== LISTING

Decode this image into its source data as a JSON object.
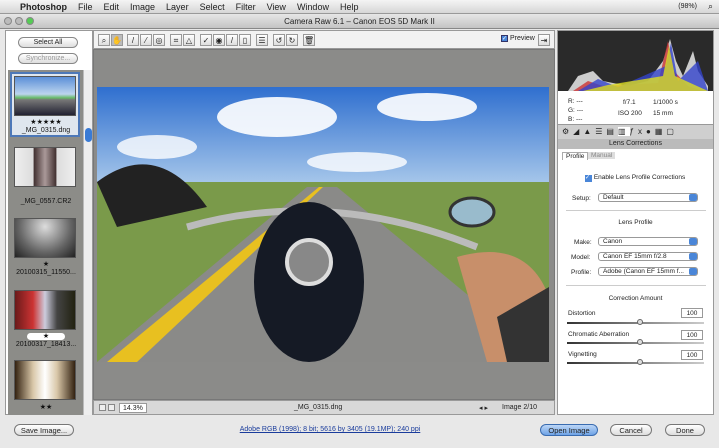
{
  "menubar": {
    "app": "Photoshop",
    "items": [
      "File",
      "Edit",
      "Image",
      "Layer",
      "Select",
      "Filter",
      "View",
      "Window",
      "Help"
    ],
    "status": "(98%)"
  },
  "window": {
    "title": "Camera Raw 6.1  –  Canon EOS 5D Mark II"
  },
  "filmstrip": {
    "select_all": "Select All",
    "synchronize": "Synchronize...",
    "items": [
      {
        "name": "_MG_0315.dng",
        "rating": "★★★★★"
      },
      {
        "name": "_MG_0557.CR2",
        "rating": ""
      },
      {
        "name": "20100315_11550...",
        "rating": "★"
      },
      {
        "name": "20100317_18413...",
        "rating": "★"
      },
      {
        "name": "",
        "rating": "★★"
      }
    ]
  },
  "toolbar": {
    "preview_label": "Preview"
  },
  "bottombar": {
    "zoom": "14.3%",
    "filename": "_MG_0315.dng",
    "image_count": "Image 2/10"
  },
  "info": {
    "r": "R:",
    "g": "G:",
    "b": "B:",
    "dash": "---",
    "aperture": "f/7.1",
    "shutter": "1/1000 s",
    "iso": "ISO 200",
    "focal": "15 mm"
  },
  "panel": {
    "title": "Lens Corrections",
    "tabs": [
      "Profile",
      "Manual"
    ],
    "enable_label": "Enable Lens Profile Corrections",
    "setup_label": "Setup:",
    "setup_value": "Default",
    "lens_profile_heading": "Lens Profile",
    "make_label": "Make:",
    "make_value": "Canon",
    "model_label": "Model:",
    "model_value": "Canon EF 15mm f/2.8",
    "profile_label": "Profile:",
    "profile_value": "Adobe (Canon EF 15mm f...",
    "correction_heading": "Correction Amount",
    "sliders": [
      {
        "label": "Distortion",
        "value": "100"
      },
      {
        "label": "Chromatic Aberration",
        "value": "100"
      },
      {
        "label": "Vignetting",
        "value": "100"
      }
    ]
  },
  "footer": {
    "save": "Save Image...",
    "workflow": "Adobe RGB (1998); 8 bit; 5616 by 3405 (19.1MP); 240 ppi",
    "open": "Open Image",
    "cancel": "Cancel",
    "done": "Done"
  }
}
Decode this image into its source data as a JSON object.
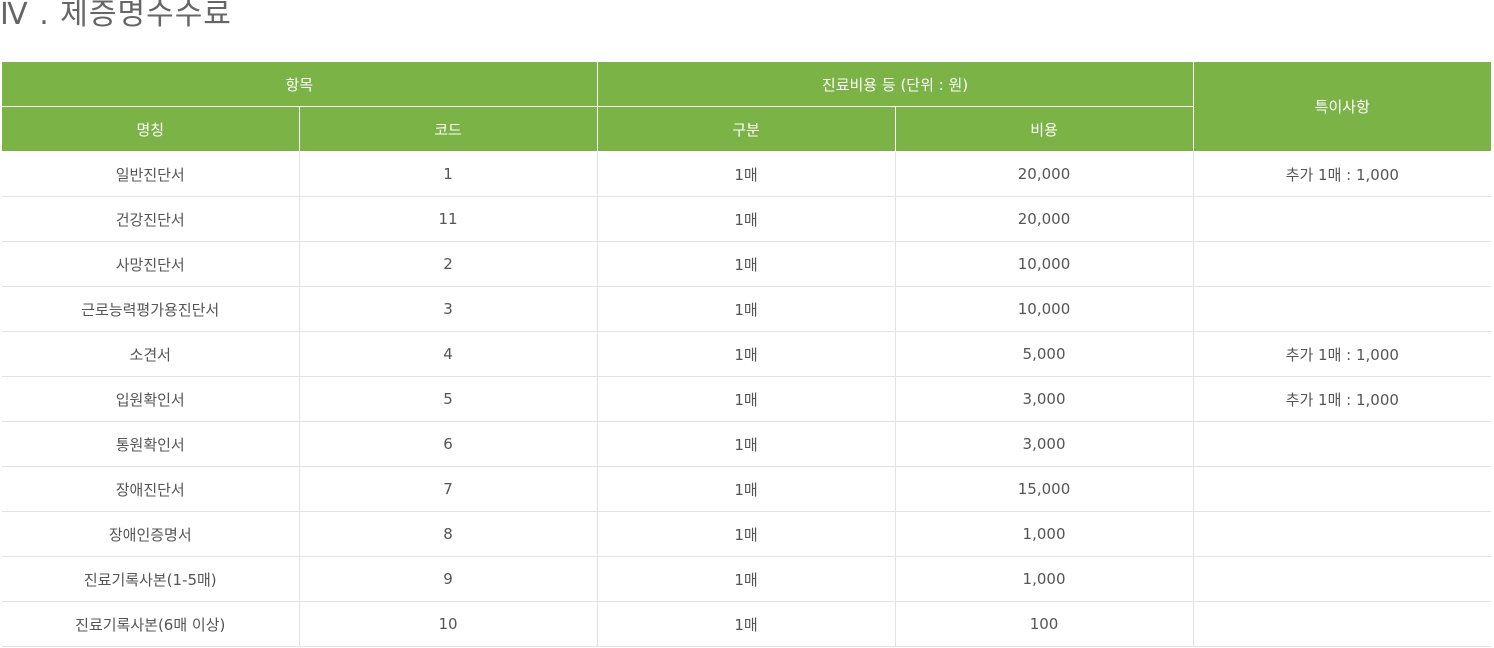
{
  "title": "Ⅳ . 제증명수수료",
  "table": {
    "header_group": {
      "item": "항목",
      "cost": "진료비용 등 (단위 : 원)",
      "note": "특이사항"
    },
    "header_sub": {
      "name": "명칭",
      "code": "코드",
      "type": "구분",
      "cost": "비용"
    },
    "rows": [
      {
        "name": "일반진단서",
        "code": "1",
        "type": "1매",
        "cost": "20,000",
        "note": "추가 1매 : 1,000"
      },
      {
        "name": "건강진단서",
        "code": "11",
        "type": "1매",
        "cost": "20,000",
        "note": ""
      },
      {
        "name": "사망진단서",
        "code": "2",
        "type": "1매",
        "cost": "10,000",
        "note": ""
      },
      {
        "name": "근로능력평가용진단서",
        "code": "3",
        "type": "1매",
        "cost": "10,000",
        "note": ""
      },
      {
        "name": "소견서",
        "code": "4",
        "type": "1매",
        "cost": "5,000",
        "note": "추가 1매 : 1,000"
      },
      {
        "name": "입원확인서",
        "code": "5",
        "type": "1매",
        "cost": "3,000",
        "note": "추가 1매 : 1,000"
      },
      {
        "name": "통원확인서",
        "code": "6",
        "type": "1매",
        "cost": "3,000",
        "note": ""
      },
      {
        "name": "장애진단서",
        "code": "7",
        "type": "1매",
        "cost": "15,000",
        "note": ""
      },
      {
        "name": "장애인증명서",
        "code": "8",
        "type": "1매",
        "cost": "1,000",
        "note": ""
      },
      {
        "name": "진료기록사본(1-5매)",
        "code": "9",
        "type": "1매",
        "cost": "1,000",
        "note": ""
      },
      {
        "name": "진료기록사본(6매 이상)",
        "code": "10",
        "type": "1매",
        "cost": "100",
        "note": ""
      }
    ]
  },
  "colors": {
    "header_bg": "#7cb347",
    "border": "#e2e2e2",
    "text": "#555555"
  }
}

====

WHAT YOU HAVE TO DO:
Using the listing above, list every line in which the string "Corrections" occurs.

SOLUTION TO THE PROBLEM:
    "title": "Lens Corrections",
    "enable_label": "Enable Lens Profile Corrections",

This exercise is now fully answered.